To do: Select lines where the word "Diagnostic" appears.
--
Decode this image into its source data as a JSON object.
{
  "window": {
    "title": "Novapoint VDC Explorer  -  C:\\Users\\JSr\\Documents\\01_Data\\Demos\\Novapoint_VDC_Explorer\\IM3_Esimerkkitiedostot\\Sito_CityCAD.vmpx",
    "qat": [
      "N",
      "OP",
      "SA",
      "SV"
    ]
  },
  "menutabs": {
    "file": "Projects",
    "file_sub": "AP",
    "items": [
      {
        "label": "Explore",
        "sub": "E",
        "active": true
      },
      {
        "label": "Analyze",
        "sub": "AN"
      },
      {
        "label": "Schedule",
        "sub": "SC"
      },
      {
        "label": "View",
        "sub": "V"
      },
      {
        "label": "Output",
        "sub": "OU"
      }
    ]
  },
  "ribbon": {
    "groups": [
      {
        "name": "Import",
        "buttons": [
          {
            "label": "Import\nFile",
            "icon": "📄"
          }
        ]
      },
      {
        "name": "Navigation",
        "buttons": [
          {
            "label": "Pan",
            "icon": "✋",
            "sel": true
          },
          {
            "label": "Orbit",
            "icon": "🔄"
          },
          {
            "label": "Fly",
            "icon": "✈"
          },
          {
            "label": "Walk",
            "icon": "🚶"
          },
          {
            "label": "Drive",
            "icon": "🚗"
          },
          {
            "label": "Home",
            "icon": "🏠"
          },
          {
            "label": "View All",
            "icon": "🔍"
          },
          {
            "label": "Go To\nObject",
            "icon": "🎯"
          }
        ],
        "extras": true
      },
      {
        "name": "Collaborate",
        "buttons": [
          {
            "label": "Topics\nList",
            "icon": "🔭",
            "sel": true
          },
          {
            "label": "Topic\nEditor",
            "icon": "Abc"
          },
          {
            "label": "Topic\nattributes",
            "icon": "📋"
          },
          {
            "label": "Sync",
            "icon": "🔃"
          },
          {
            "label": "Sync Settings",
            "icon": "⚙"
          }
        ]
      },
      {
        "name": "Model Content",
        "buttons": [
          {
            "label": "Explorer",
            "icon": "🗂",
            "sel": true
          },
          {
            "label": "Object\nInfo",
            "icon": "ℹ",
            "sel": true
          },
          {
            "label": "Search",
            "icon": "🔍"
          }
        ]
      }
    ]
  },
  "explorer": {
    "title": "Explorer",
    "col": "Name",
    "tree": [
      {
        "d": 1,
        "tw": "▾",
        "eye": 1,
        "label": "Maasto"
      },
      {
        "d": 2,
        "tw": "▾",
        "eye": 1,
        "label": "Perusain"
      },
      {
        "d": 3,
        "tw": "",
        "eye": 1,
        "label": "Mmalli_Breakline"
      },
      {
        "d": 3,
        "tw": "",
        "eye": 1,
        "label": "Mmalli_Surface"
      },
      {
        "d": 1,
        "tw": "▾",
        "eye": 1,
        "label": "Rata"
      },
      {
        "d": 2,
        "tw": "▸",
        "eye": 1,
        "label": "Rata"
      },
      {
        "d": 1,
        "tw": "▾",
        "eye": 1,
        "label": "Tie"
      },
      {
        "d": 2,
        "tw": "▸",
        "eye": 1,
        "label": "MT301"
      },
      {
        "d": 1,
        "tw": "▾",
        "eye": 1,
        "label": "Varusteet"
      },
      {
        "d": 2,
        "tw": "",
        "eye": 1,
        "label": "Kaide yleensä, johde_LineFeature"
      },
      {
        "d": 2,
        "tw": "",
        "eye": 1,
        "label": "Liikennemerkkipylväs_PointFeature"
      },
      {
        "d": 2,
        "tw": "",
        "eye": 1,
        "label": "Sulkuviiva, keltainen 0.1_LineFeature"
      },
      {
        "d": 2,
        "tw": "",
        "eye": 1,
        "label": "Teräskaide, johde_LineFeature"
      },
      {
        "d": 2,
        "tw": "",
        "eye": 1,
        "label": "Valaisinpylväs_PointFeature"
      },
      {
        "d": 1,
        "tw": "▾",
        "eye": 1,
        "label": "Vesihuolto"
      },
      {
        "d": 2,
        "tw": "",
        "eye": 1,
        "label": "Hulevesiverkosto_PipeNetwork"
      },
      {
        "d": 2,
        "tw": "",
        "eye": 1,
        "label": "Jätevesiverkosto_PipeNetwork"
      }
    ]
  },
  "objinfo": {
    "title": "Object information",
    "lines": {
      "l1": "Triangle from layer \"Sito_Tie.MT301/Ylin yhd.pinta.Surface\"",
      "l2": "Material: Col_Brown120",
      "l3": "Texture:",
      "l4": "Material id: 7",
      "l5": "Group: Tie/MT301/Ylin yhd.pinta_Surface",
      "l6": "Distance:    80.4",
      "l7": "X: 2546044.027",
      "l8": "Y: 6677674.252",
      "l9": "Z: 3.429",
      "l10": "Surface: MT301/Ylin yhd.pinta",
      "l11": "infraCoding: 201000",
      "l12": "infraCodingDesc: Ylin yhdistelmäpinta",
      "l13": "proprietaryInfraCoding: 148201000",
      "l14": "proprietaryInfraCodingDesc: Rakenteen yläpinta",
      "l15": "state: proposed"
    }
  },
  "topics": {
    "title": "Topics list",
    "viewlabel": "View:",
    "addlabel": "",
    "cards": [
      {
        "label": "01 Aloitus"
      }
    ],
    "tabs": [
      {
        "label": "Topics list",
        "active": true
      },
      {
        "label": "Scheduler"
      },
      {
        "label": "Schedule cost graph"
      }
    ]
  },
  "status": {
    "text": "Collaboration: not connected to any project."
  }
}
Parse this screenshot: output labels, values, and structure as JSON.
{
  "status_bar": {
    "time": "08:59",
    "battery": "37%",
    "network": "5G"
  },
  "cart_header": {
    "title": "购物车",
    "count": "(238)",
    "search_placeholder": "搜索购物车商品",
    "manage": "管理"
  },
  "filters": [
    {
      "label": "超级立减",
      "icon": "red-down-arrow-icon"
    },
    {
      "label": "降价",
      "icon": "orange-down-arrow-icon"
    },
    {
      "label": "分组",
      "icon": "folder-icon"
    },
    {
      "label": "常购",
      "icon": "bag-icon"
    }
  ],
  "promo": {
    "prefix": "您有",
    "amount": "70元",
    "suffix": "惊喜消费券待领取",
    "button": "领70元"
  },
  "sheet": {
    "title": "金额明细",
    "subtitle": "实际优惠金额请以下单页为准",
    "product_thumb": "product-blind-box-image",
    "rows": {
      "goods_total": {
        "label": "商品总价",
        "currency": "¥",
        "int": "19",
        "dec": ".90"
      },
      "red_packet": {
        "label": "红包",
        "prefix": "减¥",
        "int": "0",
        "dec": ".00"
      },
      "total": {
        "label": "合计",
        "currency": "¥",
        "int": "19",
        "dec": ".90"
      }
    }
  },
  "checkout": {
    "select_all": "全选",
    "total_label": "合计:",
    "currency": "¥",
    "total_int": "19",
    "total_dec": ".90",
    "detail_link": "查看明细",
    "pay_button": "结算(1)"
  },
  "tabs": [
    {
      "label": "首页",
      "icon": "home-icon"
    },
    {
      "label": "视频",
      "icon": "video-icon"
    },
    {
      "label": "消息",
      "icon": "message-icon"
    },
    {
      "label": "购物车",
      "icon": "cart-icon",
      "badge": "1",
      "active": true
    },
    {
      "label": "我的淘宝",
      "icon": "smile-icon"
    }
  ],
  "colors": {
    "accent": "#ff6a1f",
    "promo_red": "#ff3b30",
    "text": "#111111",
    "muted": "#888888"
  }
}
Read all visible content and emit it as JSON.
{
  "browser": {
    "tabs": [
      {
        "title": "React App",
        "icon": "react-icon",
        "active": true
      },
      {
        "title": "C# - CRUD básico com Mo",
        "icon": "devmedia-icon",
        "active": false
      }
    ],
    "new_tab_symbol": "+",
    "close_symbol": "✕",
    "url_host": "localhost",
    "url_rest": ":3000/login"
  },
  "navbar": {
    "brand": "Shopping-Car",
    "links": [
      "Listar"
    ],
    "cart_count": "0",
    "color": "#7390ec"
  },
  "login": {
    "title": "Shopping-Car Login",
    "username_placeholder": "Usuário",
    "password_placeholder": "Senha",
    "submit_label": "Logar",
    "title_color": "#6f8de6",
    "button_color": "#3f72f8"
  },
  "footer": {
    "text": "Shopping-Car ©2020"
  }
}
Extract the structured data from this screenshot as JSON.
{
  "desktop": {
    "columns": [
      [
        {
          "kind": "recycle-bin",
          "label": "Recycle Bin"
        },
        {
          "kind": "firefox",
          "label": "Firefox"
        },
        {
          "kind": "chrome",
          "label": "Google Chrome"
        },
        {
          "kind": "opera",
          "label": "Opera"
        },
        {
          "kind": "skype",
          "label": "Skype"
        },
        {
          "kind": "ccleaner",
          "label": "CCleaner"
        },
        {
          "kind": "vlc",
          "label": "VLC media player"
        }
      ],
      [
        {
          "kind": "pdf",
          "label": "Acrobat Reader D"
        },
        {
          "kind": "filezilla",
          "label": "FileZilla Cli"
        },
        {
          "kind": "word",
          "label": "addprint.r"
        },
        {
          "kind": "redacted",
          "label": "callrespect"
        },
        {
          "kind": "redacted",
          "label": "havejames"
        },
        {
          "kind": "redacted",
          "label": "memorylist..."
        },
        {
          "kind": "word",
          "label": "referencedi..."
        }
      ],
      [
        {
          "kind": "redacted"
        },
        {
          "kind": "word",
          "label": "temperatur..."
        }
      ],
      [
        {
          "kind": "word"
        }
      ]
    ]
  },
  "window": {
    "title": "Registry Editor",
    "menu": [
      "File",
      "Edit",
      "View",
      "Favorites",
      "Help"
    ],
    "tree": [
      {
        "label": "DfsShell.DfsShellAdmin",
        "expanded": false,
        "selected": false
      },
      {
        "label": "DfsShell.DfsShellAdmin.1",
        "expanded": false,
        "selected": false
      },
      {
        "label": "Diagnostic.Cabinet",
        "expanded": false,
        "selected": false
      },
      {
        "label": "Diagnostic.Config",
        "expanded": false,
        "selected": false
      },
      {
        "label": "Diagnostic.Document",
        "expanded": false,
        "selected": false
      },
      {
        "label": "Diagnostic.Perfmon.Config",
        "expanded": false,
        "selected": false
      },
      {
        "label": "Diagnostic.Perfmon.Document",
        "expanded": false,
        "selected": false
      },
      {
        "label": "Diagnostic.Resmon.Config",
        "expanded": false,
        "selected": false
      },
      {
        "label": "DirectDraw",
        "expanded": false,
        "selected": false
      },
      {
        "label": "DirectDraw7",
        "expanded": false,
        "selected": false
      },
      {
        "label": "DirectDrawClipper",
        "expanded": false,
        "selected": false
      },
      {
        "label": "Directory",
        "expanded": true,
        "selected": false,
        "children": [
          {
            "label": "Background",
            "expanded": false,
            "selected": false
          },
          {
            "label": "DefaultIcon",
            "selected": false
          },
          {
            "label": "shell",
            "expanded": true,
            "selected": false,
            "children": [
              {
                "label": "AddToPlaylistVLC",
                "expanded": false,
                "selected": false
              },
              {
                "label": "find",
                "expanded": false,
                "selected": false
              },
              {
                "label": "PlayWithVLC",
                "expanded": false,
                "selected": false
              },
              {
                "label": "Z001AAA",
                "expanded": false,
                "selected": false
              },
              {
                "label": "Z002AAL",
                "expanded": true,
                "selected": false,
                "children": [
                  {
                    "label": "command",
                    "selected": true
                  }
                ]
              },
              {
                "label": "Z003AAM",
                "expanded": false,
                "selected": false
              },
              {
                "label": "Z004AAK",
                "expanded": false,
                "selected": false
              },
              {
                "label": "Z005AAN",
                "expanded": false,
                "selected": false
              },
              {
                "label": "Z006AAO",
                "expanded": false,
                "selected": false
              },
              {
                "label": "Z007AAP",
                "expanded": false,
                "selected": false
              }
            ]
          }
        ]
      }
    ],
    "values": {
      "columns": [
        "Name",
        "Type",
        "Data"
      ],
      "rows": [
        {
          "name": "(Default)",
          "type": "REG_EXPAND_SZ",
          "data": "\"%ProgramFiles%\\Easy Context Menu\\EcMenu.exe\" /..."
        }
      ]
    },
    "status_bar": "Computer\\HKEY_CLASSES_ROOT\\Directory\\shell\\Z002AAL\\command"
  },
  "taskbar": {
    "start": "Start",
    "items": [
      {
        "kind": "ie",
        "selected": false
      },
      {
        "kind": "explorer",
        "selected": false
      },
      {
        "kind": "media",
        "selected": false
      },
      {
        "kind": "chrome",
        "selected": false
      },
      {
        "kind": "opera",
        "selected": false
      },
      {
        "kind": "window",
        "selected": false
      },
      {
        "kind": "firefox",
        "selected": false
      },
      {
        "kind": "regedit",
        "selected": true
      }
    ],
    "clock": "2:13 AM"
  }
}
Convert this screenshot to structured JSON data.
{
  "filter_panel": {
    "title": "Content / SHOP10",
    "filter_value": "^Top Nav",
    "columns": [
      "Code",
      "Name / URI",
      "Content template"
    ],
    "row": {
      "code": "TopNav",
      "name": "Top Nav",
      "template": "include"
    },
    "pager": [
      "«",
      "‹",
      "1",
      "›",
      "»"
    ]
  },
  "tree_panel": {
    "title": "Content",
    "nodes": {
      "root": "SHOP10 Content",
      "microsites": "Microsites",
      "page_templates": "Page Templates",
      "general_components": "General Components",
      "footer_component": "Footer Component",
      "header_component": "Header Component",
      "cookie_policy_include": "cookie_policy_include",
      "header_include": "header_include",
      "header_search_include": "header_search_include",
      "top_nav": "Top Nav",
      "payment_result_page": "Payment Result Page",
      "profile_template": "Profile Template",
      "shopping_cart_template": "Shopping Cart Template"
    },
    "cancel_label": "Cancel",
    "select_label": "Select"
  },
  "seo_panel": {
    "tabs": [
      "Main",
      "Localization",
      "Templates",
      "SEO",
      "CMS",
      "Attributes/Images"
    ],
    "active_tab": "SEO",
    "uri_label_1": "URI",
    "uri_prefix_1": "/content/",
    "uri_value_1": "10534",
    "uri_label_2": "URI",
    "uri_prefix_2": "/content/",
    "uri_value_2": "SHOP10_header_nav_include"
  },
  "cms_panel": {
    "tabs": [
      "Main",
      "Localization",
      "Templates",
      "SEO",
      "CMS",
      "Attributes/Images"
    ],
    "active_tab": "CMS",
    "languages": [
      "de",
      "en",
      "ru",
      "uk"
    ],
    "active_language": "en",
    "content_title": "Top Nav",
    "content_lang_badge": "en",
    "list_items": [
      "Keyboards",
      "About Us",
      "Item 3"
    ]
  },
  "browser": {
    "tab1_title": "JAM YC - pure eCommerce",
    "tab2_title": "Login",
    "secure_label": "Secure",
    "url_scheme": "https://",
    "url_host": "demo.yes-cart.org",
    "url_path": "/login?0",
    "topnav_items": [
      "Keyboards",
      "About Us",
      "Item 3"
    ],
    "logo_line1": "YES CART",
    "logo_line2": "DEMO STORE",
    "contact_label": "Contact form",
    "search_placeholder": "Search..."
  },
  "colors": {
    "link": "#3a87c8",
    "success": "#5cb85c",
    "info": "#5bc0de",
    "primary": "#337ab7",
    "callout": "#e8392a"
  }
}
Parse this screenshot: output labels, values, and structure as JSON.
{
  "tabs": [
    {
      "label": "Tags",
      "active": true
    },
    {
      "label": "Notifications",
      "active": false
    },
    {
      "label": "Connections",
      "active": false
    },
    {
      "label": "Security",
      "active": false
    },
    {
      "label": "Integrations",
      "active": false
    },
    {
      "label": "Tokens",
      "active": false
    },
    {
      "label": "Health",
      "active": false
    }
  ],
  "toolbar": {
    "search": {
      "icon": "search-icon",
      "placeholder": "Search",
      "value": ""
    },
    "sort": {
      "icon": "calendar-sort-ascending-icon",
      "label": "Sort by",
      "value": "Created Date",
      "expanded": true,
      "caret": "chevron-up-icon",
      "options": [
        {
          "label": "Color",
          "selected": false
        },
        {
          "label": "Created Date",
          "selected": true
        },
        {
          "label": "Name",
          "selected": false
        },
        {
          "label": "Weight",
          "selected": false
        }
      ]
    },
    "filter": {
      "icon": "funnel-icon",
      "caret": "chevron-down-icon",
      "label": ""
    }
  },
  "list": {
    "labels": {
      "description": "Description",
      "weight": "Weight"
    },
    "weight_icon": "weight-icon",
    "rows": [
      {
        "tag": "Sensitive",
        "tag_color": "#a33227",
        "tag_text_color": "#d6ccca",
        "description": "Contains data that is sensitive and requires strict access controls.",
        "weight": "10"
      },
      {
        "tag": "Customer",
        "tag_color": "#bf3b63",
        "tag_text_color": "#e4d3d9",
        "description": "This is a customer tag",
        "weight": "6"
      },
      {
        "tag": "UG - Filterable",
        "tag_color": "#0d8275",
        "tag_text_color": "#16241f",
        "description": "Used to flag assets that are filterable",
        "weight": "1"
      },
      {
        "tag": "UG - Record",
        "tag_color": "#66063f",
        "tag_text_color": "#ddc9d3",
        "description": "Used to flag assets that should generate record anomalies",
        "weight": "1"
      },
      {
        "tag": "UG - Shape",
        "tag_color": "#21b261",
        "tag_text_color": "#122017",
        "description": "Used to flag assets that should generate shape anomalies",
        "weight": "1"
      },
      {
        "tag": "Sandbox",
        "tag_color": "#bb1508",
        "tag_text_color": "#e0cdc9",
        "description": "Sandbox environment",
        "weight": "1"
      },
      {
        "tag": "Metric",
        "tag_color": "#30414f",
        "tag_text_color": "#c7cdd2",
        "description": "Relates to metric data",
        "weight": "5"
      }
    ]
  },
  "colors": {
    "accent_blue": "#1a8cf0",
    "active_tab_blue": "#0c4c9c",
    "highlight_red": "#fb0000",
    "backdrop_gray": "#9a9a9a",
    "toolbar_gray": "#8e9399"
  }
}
--
Exercise response:
        "label": "Diagnostic.Cabinet",
        "label": "Diagnostic.Config",
        "label": "Diagnostic.Document",
        "label": "Diagnostic.Perfmon.Config",
        "label": "Diagnostic.Perfmon.Document",
        "label": "Diagnostic.Resmon.Config",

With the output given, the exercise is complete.